Do this:
Can you copy out the data exactly? Leave the images out.

Material for this task:
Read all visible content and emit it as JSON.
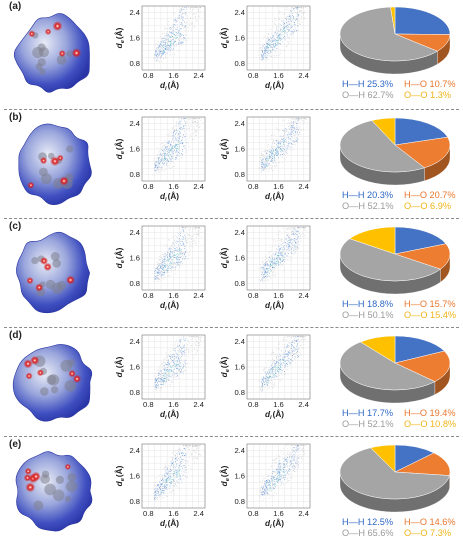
{
  "colors": {
    "H-H": "#4472c4",
    "H-O": "#ed7d31",
    "O-H": "#a5a5a5",
    "O-O": "#ffc000",
    "fingerprint_points": "#1c64c8",
    "fingerprint_background": "#c0c0c0"
  },
  "fingerprint_axes": {
    "ticks": [
      "0.8",
      "1.6",
      "2.4"
    ],
    "xlabel_base": "d",
    "xlabel_sub": "i",
    "xlabel_unit": "(Å)",
    "ylabel_base": "d",
    "ylabel_sub": "e",
    "ylabel_unit": "(Å)"
  },
  "chart_data": [
    {
      "type": "pie",
      "panel": "(a)",
      "labels": [
        "H—H",
        "H—O",
        "O—H",
        "O—O"
      ],
      "values": [
        25.3,
        10.7,
        62.7,
        1.3
      ],
      "display": [
        "25.3%",
        "10.7%",
        "62.7%",
        "1.3%"
      ]
    },
    {
      "type": "pie",
      "panel": "(b)",
      "labels": [
        "H—H",
        "H—O",
        "O—H",
        "O—O"
      ],
      "values": [
        20.3,
        20.7,
        52.1,
        6.9
      ],
      "display": [
        "20.3%",
        "20.7%",
        "52.1%",
        "6.9%"
      ]
    },
    {
      "type": "pie",
      "panel": "(c)",
      "labels": [
        "H—H",
        "H—O",
        "O—H",
        "O—O"
      ],
      "values": [
        18.8,
        15.7,
        50.1,
        15.4
      ],
      "display": [
        "18.8%",
        "15.7%",
        "50.1%",
        "15.4%"
      ]
    },
    {
      "type": "pie",
      "panel": "(d)",
      "labels": [
        "H—H",
        "H—O",
        "O—H",
        "O—O"
      ],
      "values": [
        17.7,
        19.4,
        52.1,
        10.8
      ],
      "display": [
        "17.7%",
        "19.4%",
        "52.1%",
        "10.8%"
      ]
    },
    {
      "type": "pie",
      "panel": "(e)",
      "labels": [
        "H—H",
        "H—O",
        "O—H",
        "O—O"
      ],
      "values": [
        12.5,
        14.6,
        65.6,
        7.3
      ],
      "display": [
        "12.5%",
        "14.6%",
        "65.6%",
        "7.3%"
      ]
    },
    {
      "type": "scatter",
      "kind": "fingerprint",
      "xlim": [
        0.6,
        2.6
      ],
      "ylim": [
        0.6,
        2.6
      ],
      "xticks": [
        0.8,
        1.6,
        2.4
      ],
      "yticks": [
        0.8,
        1.6,
        2.4
      ]
    }
  ]
}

Exercise answer:
Read all visible content and emit it as JSON.
{
  "colors": {
    "H-H": "#4472c4",
    "H-O": "#ed7d31",
    "O-H": "#a5a5a5",
    "O-O": "#ffc000",
    "fingerprint_points": "#1c64c8",
    "fingerprint_background": "#c0c0c0"
  },
  "fingerprint_axes": {
    "ticks": [
      "0.8",
      "1.6",
      "2.4"
    ],
    "xlabel_base": "d",
    "xlabel_sub": "i",
    "xlabel_unit": "(Å)",
    "ylabel_base": "d",
    "ylabel_sub": "e",
    "ylabel_unit": "(Å)"
  },
  "chart_data": [
    {
      "type": "pie",
      "panel": "(a)",
      "labels": [
        "H—H",
        "H—O",
        "O—H",
        "O—O"
      ],
      "values": [
        25.3,
        10.7,
        62.7,
        1.3
      ],
      "display": [
        "25.3%",
        "10.7%",
        "62.7%",
        "1.3%"
      ]
    },
    {
      "type": "pie",
      "panel": "(b)",
      "labels": [
        "H—H",
        "H—O",
        "O—H",
        "O—O"
      ],
      "values": [
        20.3,
        20.7,
        52.1,
        6.9
      ],
      "display": [
        "20.3%",
        "20.7%",
        "52.1%",
        "6.9%"
      ]
    },
    {
      "type": "pie",
      "panel": "(c)",
      "labels": [
        "H—H",
        "H—O",
        "O—H",
        "O—O"
      ],
      "values": [
        18.8,
        15.7,
        50.1,
        15.4
      ],
      "display": [
        "18.8%",
        "15.7%",
        "50.1%",
        "15.4%"
      ]
    },
    {
      "type": "pie",
      "panel": "(d)",
      "labels": [
        "H—H",
        "H—O",
        "O—H",
        "O—O"
      ],
      "values": [
        17.7,
        19.4,
        52.1,
        10.8
      ],
      "display": [
        "17.7%",
        "19.4%",
        "52.1%",
        "10.8%"
      ]
    },
    {
      "type": "pie",
      "panel": "(e)",
      "labels": [
        "H—H",
        "H—O",
        "O—H",
        "O—O"
      ],
      "values": [
        12.5,
        14.6,
        65.6,
        7.3
      ],
      "display": [
        "12.5%",
        "14.6%",
        "65.6%",
        "7.3%"
      ]
    },
    {
      "type": "scatter",
      "kind": "fingerprint",
      "xlim": [
        0.6,
        2.6
      ],
      "ylim": [
        0.6,
        2.6
      ],
      "xticks": [
        0.8,
        1.6,
        2.4
      ],
      "yticks": [
        0.8,
        1.6,
        2.4
      ]
    }
  ]
}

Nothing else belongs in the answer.